**DATASET RECORDS:**
·····

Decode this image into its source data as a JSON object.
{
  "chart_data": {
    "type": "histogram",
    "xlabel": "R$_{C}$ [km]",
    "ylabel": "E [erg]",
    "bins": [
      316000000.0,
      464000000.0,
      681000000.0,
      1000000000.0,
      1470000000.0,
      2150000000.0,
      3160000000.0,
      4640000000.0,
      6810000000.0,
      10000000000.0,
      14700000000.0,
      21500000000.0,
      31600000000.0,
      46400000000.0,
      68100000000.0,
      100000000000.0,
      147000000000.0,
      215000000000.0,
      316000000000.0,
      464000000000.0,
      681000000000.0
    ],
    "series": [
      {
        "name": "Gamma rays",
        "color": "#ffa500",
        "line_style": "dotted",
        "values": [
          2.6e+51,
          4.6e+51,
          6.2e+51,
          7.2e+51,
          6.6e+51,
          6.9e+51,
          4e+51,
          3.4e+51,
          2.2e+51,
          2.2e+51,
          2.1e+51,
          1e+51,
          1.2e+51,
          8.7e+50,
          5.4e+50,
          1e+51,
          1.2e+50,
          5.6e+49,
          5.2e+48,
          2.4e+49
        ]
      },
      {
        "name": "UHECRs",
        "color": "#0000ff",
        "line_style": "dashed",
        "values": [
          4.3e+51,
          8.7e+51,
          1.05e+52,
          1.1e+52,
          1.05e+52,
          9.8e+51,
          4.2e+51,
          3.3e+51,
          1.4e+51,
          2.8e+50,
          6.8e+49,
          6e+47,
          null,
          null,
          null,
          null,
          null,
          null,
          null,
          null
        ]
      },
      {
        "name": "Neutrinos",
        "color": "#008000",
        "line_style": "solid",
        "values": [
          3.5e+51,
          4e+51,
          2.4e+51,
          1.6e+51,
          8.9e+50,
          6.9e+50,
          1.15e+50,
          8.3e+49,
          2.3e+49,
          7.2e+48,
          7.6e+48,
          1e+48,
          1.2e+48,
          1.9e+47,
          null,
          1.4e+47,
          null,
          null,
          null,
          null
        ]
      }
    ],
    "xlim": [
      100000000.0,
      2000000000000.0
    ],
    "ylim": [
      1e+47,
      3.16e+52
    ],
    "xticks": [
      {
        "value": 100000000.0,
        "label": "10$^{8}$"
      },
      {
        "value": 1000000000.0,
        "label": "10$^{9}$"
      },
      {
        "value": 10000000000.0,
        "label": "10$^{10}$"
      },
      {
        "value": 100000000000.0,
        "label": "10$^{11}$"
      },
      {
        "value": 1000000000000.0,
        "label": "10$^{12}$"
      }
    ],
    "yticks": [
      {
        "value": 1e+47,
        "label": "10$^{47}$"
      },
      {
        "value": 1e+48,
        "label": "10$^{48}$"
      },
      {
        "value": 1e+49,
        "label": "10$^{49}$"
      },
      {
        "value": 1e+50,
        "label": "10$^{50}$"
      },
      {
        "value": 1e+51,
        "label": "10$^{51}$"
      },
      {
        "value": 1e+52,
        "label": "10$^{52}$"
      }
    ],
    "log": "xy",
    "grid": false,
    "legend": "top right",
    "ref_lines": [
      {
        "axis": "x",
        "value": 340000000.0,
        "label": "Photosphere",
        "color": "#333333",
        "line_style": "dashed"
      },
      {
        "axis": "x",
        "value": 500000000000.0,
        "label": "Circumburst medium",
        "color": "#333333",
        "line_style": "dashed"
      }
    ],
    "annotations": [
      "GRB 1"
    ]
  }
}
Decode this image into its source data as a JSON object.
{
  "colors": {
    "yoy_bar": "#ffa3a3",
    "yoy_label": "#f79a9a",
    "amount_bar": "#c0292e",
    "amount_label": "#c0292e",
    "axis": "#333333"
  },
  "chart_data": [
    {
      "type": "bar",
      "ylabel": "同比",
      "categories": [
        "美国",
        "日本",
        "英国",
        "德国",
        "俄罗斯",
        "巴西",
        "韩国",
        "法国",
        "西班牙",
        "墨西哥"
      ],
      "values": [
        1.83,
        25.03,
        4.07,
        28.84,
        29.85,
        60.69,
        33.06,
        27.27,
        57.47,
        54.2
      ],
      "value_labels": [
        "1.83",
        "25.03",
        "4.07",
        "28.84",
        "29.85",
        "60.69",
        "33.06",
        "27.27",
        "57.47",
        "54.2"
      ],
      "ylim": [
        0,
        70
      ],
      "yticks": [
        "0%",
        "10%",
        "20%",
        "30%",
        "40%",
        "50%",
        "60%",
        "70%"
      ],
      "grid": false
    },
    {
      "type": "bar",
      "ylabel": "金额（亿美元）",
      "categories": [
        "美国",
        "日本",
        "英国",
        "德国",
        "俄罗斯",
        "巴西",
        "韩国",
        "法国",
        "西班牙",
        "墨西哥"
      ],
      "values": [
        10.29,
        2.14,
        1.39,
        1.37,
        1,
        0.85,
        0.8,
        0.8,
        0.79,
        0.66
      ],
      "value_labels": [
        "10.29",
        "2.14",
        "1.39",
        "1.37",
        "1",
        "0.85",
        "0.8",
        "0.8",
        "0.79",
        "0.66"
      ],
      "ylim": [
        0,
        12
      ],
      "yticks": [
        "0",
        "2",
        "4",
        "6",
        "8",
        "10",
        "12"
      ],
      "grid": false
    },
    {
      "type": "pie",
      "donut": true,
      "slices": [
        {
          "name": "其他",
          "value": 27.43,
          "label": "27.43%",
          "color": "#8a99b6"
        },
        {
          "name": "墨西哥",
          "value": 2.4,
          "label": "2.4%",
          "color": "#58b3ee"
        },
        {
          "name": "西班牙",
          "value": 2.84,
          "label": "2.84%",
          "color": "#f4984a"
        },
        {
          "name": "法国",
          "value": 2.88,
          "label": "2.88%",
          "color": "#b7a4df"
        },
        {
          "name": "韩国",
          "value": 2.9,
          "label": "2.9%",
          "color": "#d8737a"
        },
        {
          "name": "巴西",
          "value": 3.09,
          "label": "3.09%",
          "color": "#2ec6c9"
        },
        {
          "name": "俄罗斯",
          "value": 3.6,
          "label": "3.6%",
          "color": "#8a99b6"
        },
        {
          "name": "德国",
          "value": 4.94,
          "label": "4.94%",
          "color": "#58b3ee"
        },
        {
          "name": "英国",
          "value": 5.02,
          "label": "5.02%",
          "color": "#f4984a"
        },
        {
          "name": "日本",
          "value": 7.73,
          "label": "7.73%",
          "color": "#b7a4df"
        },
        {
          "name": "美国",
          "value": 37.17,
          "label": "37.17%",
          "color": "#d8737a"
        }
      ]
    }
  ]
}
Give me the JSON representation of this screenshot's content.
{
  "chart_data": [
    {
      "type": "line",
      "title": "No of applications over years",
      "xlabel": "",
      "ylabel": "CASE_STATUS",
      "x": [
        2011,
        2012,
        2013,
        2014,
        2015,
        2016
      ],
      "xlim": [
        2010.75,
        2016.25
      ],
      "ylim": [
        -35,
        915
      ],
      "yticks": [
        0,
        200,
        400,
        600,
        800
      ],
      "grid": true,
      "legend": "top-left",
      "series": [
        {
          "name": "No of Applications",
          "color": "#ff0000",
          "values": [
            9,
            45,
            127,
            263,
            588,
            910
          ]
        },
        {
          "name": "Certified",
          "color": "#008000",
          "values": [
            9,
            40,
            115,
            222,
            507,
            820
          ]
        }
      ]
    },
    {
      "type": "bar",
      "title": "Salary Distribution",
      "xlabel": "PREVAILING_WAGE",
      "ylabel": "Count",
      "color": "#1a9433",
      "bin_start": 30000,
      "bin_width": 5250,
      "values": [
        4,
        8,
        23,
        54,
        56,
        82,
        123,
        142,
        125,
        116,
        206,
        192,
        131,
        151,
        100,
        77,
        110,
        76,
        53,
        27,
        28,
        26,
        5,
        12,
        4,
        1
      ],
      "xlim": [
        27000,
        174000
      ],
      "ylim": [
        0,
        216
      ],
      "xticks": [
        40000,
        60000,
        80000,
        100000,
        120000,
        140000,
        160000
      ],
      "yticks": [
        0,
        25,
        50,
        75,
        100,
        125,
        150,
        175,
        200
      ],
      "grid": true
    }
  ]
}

·····

**AIM:** How many lines of the data hold the string "ylabel"? Reply with the number alone.

**ANSWER TO THE TASK:** 5